### Task requirements
Leave out the images and repeat the listing below without a single change.

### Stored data
****************

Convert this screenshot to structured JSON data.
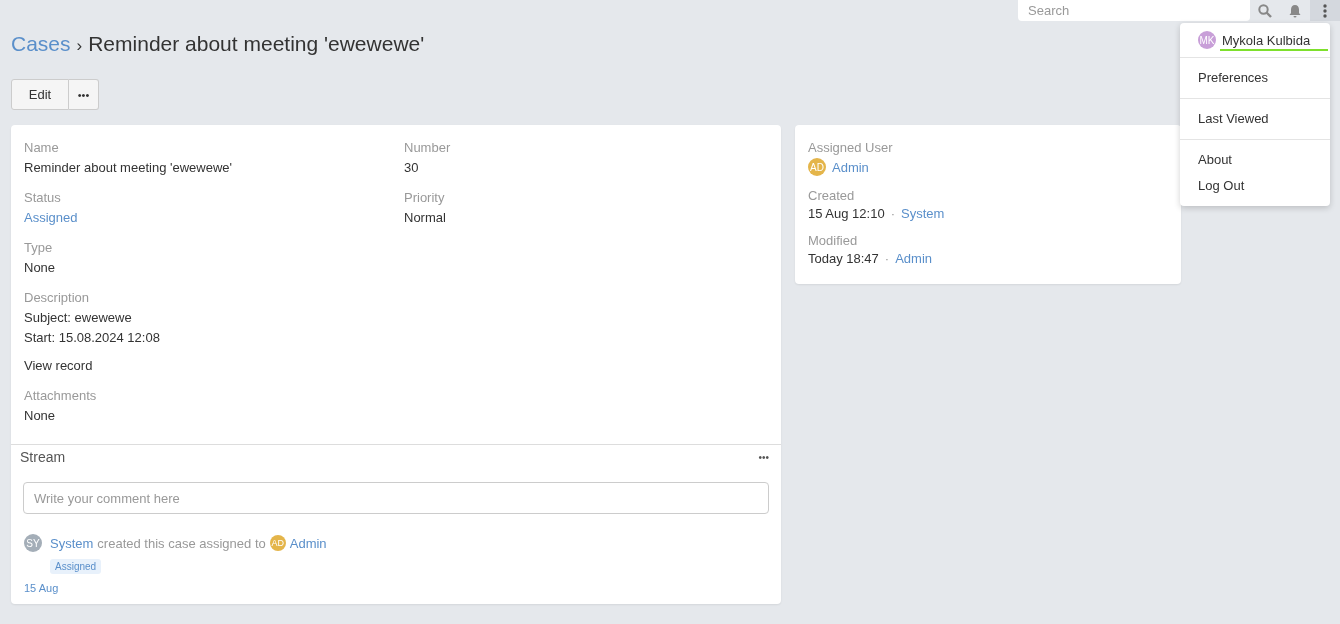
{
  "header": {
    "search": {
      "placeholder": "Search"
    },
    "menu_open": true
  },
  "breadcrumb": {
    "parent": "Cases",
    "separator": "›",
    "title": "Reminder about meeting 'ewewewe'"
  },
  "actions": [
    {
      "label": "Edit",
      "kind": "text"
    },
    {
      "label": "•••",
      "kind": "more"
    }
  ],
  "details": {
    "rows": [
      [
        {
          "label": "Name",
          "kind": "text",
          "value": "Reminder about meeting 'ewewewe'"
        },
        {
          "label": "Number",
          "kind": "text",
          "value": "30"
        }
      ],
      [
        {
          "label": "Status",
          "kind": "link",
          "value": "Assigned"
        },
        {
          "label": "Priority",
          "kind": "text",
          "value": "Normal"
        }
      ],
      [
        {
          "label": "Type",
          "kind": "text",
          "value": "None"
        }
      ],
      [
        {
          "label": "Description",
          "kind": "lines",
          "lines": [
            "Subject: ewewewe",
            "Start: 15.08.2024 12:08"
          ],
          "link": "View record"
        }
      ],
      [
        {
          "label": "Attachments",
          "kind": "text",
          "value": "None"
        }
      ]
    ]
  },
  "stream": {
    "title": "Stream",
    "menu": "•••",
    "comment": {
      "placeholder": "Write your comment here"
    },
    "entries": [
      {
        "avatar": {
          "initials": "SY",
          "color": "#a4aeb8"
        },
        "actor": "System",
        "text": "created this case assigned to",
        "target_avatar": {
          "initials": "AD",
          "color": "#e4b54a"
        },
        "target": "Admin",
        "tag": "Assigned",
        "date": "15 Aug"
      }
    ]
  },
  "side": {
    "fields": [
      {
        "label": "Assigned User",
        "kind": "user",
        "avatar": {
          "initials": "AD",
          "color": "#e4b54a"
        },
        "value": "Admin"
      },
      {
        "label": "Created",
        "kind": "date-user",
        "value": "15 Aug 12:10",
        "separator": "·",
        "user": "System"
      },
      {
        "label": "Modified",
        "kind": "date-user",
        "value": "Today 18:47",
        "separator": "·",
        "user": "Admin"
      }
    ]
  },
  "user_menu": {
    "avatar": {
      "initials": "MK",
      "color": "#c89fd8"
    },
    "name": "Mykola Kulbida",
    "groups": [
      [
        "Preferences"
      ],
      [
        "Last Viewed"
      ],
      [
        "About",
        "Log Out"
      ]
    ]
  }
}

****************

### Final result
Convert this screenshot to structured JSON data.
{
  "header": {
    "search": {
      "placeholder": "Search"
    },
    "menu_open": true
  },
  "breadcrumb": {
    "parent": "Cases",
    "separator": "›",
    "title": "Reminder about meeting 'ewewewe'"
  },
  "actions": [
    {
      "label": "Edit",
      "kind": "text"
    },
    {
      "label": "•••",
      "kind": "more"
    }
  ],
  "details": {
    "rows": [
      [
        {
          "label": "Name",
          "kind": "text",
          "value": "Reminder about meeting 'ewewewe'"
        },
        {
          "label": "Number",
          "kind": "text",
          "value": "30"
        }
      ],
      [
        {
          "label": "Status",
          "kind": "link",
          "value": "Assigned"
        },
        {
          "label": "Priority",
          "kind": "text",
          "value": "Normal"
        }
      ],
      [
        {
          "label": "Type",
          "kind": "text",
          "value": "None"
        }
      ],
      [
        {
          "label": "Description",
          "kind": "lines",
          "lines": [
            "Subject: ewewewe",
            "Start: 15.08.2024 12:08"
          ],
          "link": "View record"
        }
      ],
      [
        {
          "label": "Attachments",
          "kind": "text",
          "value": "None"
        }
      ]
    ]
  },
  "stream": {
    "title": "Stream",
    "menu": "•••",
    "comment": {
      "placeholder": "Write your comment here"
    },
    "entries": [
      {
        "avatar": {
          "initials": "SY",
          "color": "#a4aeb8"
        },
        "actor": "System",
        "text": "created this case assigned to",
        "target_avatar": {
          "initials": "AD",
          "color": "#e4b54a"
        },
        "target": "Admin",
        "tag": "Assigned",
        "date": "15 Aug"
      }
    ]
  },
  "side": {
    "fields": [
      {
        "label": "Assigned User",
        "kind": "user",
        "avatar": {
          "initials": "AD",
          "color": "#e4b54a"
        },
        "value": "Admin"
      },
      {
        "label": "Created",
        "kind": "date-user",
        "value": "15 Aug 12:10",
        "separator": "·",
        "user": "System"
      },
      {
        "label": "Modified",
        "kind": "date-user",
        "value": "Today 18:47",
        "separator": "·",
        "user": "Admin"
      }
    ]
  },
  "user_menu": {
    "avatar": {
      "initials": "MK",
      "color": "#c89fd8"
    },
    "name": "Mykola Kulbida",
    "groups": [
      [
        "Preferences"
      ],
      [
        "Last Viewed"
      ],
      [
        "About",
        "Log Out"
      ]
    ]
  }
}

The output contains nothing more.